> Provided entries:
— START —

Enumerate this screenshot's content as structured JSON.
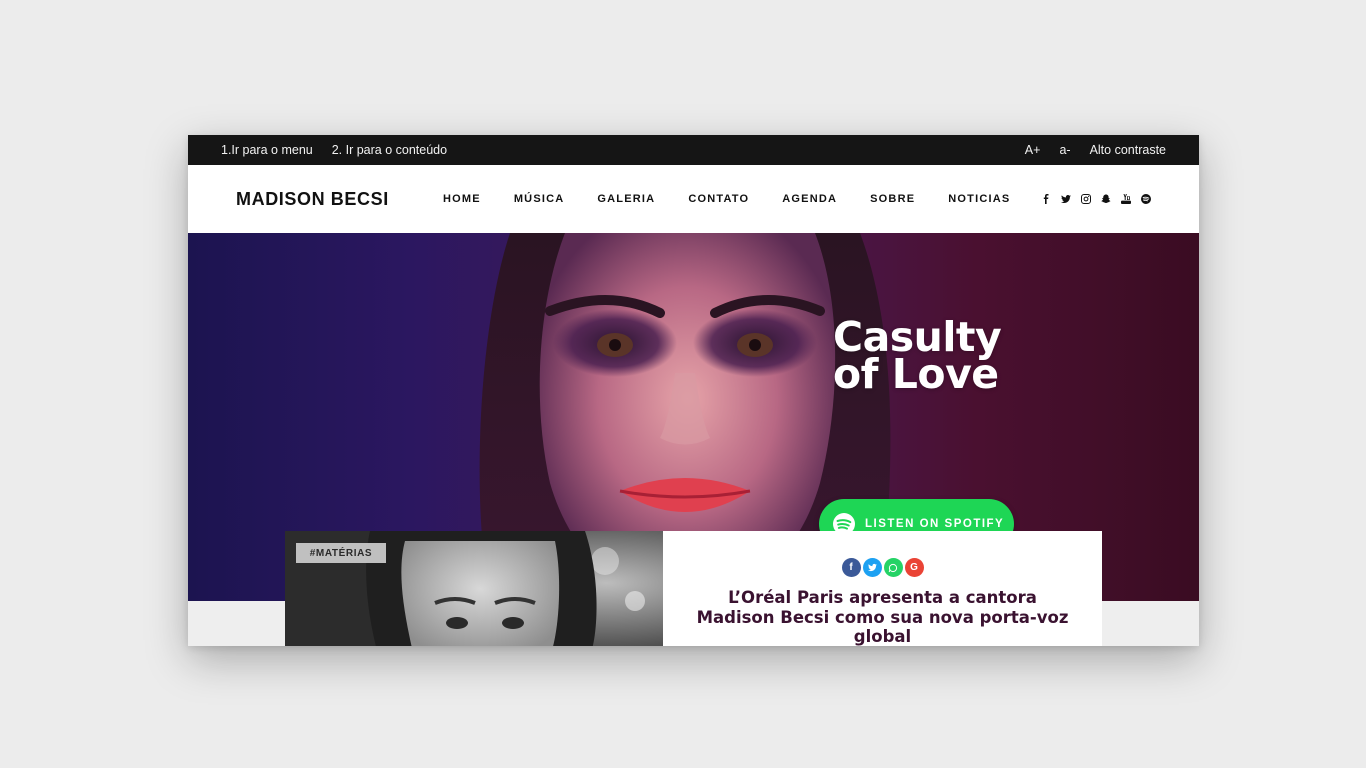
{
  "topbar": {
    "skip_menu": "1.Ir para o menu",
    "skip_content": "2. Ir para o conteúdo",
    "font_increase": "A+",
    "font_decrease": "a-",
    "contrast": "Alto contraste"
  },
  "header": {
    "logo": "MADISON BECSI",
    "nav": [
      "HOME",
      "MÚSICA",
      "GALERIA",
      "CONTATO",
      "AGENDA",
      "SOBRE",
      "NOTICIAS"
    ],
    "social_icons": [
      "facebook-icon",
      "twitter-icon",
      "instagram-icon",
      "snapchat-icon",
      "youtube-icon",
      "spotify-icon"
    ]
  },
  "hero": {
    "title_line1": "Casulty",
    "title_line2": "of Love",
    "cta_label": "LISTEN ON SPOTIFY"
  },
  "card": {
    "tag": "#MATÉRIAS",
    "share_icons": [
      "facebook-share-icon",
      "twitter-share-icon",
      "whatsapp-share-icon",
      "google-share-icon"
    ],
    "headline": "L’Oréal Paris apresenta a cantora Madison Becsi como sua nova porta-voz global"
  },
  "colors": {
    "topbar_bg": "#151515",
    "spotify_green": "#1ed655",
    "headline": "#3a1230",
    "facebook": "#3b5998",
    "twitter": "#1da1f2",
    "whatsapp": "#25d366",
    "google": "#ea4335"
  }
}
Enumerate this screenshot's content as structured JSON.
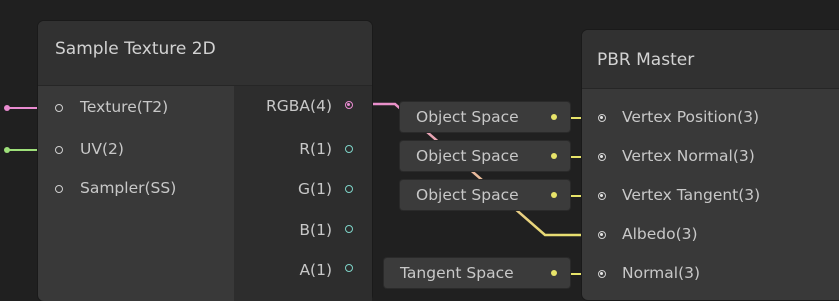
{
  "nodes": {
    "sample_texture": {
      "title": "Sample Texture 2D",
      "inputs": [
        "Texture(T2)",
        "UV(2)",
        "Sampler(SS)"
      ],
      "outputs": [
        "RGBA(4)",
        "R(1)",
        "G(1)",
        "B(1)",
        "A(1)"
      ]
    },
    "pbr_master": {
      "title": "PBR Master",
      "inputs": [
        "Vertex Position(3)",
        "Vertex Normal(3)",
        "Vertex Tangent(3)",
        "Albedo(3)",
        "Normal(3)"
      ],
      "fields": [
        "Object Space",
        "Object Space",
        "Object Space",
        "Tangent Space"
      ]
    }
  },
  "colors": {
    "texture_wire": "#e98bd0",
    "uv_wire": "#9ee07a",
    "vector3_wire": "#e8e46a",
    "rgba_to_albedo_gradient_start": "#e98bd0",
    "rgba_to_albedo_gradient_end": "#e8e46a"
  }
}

— END —
— START —

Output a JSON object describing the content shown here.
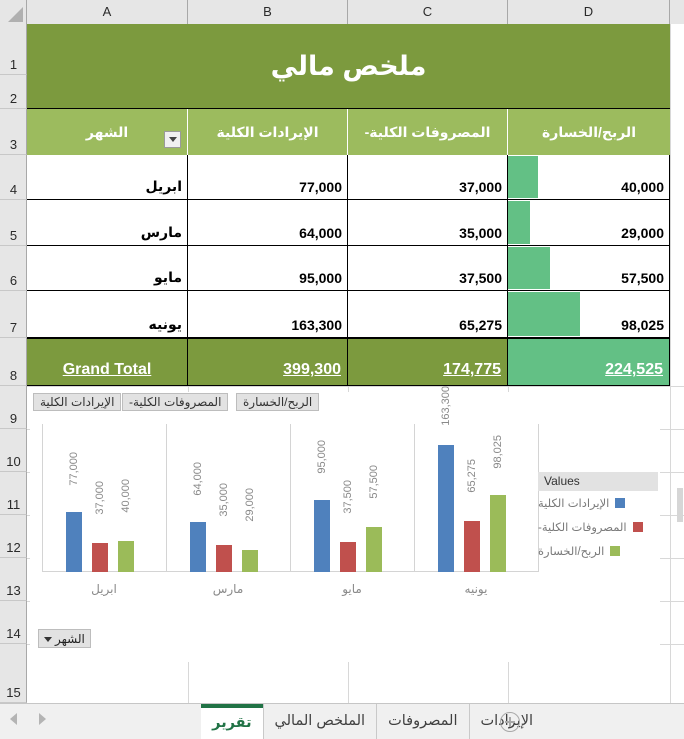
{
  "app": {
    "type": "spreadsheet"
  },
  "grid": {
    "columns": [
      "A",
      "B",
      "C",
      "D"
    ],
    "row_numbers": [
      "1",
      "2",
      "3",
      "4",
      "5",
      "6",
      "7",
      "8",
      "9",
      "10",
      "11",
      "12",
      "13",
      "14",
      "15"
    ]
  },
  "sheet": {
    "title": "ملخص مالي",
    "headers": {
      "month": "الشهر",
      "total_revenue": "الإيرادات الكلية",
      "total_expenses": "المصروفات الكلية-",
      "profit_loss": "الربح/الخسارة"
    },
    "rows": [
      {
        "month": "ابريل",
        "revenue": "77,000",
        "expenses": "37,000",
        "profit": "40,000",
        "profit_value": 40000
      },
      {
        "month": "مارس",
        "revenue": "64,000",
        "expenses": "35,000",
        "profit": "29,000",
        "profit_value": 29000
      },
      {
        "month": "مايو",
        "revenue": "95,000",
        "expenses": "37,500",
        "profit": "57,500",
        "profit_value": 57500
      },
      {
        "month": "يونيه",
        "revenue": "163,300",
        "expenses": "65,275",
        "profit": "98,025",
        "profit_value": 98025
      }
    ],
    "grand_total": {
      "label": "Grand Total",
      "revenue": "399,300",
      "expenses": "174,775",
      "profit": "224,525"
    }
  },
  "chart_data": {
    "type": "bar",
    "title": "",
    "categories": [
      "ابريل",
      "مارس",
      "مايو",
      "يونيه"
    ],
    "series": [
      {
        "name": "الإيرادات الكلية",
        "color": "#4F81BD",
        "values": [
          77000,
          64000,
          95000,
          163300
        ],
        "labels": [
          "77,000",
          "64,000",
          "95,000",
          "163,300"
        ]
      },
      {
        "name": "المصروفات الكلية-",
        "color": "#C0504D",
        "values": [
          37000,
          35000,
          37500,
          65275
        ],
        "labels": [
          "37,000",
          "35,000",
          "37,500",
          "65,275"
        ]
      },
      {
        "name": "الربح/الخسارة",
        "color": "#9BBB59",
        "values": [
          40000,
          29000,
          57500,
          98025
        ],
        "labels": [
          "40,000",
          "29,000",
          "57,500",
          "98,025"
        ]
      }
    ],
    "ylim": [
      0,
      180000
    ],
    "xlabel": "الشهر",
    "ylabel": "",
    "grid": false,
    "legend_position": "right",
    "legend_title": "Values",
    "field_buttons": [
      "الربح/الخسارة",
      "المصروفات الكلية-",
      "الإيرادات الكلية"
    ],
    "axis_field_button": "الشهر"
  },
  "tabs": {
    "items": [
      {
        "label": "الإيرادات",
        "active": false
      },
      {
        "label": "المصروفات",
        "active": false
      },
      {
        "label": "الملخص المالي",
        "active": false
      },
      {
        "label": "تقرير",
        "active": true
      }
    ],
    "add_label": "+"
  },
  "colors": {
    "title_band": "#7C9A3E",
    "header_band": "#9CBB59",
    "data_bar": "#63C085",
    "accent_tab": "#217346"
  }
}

— END —

> Directions for this task:
Copy out the lines in which the string "الكلية" appears.

> Complete response:
      "total_revenue": "الإيرادات الكلية",
      "total_expenses": "المصروفات الكلية-",
        "name": "الإيرادات الكلية",
        "name": "المصروفات الكلية-",
      "المصروفات الكلية-",
      "الإيرادات الكلية"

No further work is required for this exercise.